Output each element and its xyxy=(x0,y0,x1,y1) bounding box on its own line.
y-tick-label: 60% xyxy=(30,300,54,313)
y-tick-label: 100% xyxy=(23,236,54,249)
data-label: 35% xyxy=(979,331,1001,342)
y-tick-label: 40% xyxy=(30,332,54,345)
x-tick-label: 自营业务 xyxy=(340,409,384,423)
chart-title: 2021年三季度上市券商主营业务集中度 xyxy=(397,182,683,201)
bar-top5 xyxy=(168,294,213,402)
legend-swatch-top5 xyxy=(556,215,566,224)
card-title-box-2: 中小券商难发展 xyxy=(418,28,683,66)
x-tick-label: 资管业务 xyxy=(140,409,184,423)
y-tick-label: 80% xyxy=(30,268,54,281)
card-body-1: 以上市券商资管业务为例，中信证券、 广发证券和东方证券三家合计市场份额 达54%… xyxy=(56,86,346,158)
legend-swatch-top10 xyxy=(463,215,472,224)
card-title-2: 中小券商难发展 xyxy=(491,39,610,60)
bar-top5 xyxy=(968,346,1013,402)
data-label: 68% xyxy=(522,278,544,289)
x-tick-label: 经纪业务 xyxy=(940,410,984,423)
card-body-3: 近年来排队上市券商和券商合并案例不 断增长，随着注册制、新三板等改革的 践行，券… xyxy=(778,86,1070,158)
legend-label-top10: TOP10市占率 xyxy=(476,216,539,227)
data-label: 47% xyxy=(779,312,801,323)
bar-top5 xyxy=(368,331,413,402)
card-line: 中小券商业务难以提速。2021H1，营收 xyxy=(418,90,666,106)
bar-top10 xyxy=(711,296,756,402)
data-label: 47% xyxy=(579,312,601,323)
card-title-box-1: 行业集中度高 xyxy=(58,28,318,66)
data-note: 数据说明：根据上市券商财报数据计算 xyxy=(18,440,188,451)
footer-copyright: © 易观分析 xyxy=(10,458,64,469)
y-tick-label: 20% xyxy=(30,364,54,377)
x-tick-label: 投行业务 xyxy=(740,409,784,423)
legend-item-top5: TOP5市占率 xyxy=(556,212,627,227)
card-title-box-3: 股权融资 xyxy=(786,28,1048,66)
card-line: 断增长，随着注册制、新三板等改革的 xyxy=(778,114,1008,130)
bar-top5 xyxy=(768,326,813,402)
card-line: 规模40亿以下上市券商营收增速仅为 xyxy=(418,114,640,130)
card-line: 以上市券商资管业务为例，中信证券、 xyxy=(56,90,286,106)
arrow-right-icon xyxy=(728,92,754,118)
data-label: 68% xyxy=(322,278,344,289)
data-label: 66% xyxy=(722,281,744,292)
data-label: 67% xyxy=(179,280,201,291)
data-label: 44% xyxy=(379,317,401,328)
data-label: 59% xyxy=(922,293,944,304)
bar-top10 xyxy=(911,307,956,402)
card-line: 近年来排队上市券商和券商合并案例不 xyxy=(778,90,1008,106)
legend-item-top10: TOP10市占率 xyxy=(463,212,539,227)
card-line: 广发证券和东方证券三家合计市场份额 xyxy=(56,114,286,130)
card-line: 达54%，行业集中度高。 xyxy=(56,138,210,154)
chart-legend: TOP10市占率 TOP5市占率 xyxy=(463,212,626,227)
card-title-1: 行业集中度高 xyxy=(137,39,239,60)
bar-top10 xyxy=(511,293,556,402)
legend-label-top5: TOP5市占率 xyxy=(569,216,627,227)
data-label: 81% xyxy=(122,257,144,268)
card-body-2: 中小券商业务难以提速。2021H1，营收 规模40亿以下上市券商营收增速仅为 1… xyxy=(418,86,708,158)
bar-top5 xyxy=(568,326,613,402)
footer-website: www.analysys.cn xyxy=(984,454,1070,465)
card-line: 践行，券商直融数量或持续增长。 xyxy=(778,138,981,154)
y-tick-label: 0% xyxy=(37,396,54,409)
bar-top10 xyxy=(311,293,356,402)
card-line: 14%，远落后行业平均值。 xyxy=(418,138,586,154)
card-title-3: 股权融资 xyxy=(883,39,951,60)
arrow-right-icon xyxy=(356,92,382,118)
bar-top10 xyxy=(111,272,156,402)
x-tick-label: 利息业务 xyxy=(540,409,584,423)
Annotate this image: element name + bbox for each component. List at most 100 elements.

—————

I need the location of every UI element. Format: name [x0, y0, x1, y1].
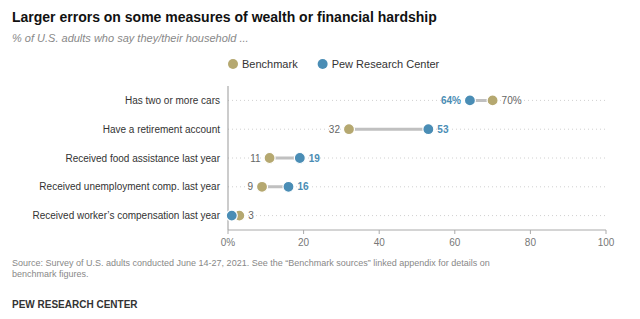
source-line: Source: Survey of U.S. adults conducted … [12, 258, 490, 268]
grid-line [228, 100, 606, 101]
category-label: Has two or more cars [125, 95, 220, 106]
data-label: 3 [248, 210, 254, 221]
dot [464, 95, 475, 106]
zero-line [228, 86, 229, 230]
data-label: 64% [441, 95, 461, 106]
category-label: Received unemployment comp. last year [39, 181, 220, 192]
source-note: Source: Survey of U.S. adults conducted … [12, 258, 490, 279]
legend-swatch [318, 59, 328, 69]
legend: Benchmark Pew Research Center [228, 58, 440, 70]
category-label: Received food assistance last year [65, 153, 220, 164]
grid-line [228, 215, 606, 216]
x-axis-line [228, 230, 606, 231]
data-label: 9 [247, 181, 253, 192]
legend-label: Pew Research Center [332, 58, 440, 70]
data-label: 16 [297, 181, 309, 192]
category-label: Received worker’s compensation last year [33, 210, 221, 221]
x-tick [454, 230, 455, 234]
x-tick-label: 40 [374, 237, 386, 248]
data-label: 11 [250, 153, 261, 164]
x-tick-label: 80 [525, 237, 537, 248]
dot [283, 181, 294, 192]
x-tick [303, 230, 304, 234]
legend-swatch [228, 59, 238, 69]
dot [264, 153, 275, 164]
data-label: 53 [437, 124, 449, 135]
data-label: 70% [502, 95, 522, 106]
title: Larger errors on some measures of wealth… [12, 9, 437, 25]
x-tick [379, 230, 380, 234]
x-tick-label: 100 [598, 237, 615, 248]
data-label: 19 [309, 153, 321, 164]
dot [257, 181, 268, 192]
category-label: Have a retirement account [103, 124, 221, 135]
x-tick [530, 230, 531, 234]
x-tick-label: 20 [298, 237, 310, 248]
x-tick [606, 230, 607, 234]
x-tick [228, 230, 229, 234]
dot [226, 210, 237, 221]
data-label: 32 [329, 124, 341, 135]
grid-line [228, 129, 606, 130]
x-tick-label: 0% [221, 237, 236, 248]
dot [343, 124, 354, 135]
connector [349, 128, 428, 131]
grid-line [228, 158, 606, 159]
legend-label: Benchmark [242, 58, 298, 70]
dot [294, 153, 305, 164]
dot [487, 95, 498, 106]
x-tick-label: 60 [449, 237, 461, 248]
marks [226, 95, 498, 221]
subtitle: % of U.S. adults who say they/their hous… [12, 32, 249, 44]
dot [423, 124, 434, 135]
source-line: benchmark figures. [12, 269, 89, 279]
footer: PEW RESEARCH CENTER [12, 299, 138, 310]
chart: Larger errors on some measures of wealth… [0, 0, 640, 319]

—————

What is asked
Echo the stretch of entries from the line containing "source-line: Source: Survey" through the line containing "footer: PEW RESEARCH", both included, reproducing each line unchanged.

Finished task
source-line: Source: Survey of U.S. adults conducted … [12, 258, 490, 268]
grid-line [228, 100, 606, 101]
category-label: Has two or more cars [125, 95, 220, 106]
data-label: 3 [248, 210, 254, 221]
dot [464, 95, 475, 106]
zero-line [228, 86, 229, 230]
data-label: 64% [441, 95, 461, 106]
category-label: Received unemployment comp. last year [39, 181, 220, 192]
source-note: Source: Survey of U.S. adults conducted … [12, 258, 490, 279]
legend-swatch [318, 59, 328, 69]
legend: Benchmark Pew Research Center [228, 58, 440, 70]
category-label: Received food assistance last year [65, 153, 220, 164]
grid-line [228, 215, 606, 216]
x-axis-line [228, 230, 606, 231]
data-label: 9 [247, 181, 253, 192]
legend-label: Pew Research Center [332, 58, 440, 70]
data-label: 16 [297, 181, 309, 192]
category-label: Received worker’s compensation last year [33, 210, 221, 221]
x-tick [454, 230, 455, 234]
x-tick-label: 40 [374, 237, 386, 248]
data-label: 11 [250, 153, 261, 164]
x-tick-label: 80 [525, 237, 537, 248]
dot [283, 181, 294, 192]
x-tick [303, 230, 304, 234]
legend-swatch [228, 59, 238, 69]
dot [264, 153, 275, 164]
data-label: 53 [437, 124, 449, 135]
data-label: 70% [502, 95, 522, 106]
title: Larger errors on some measures of wealth… [12, 9, 437, 25]
x-tick [379, 230, 380, 234]
x-tick-label: 100 [598, 237, 615, 248]
data-label: 19 [309, 153, 321, 164]
dot [257, 181, 268, 192]
category-label: Have a retirement account [103, 124, 221, 135]
x-tick [530, 230, 531, 234]
x-tick-label: 20 [298, 237, 310, 248]
x-tick [606, 230, 607, 234]
x-tick [228, 230, 229, 234]
dot [226, 210, 237, 221]
data-label: 32 [329, 124, 341, 135]
grid-line [228, 129, 606, 130]
x-tick-label: 0% [221, 237, 236, 248]
dot [343, 124, 354, 135]
connector [349, 128, 428, 131]
grid-line [228, 158, 606, 159]
legend-label: Benchmark [242, 58, 298, 70]
dot [294, 153, 305, 164]
dot [487, 95, 498, 106]
x-tick-label: 60 [449, 237, 461, 248]
marks [226, 95, 498, 221]
subtitle: % of U.S. adults who say they/their hous… [12, 32, 249, 44]
dot [423, 124, 434, 135]
source-line: benchmark figures. [12, 269, 89, 279]
footer: PEW RESEARCH CENTER [12, 299, 138, 310]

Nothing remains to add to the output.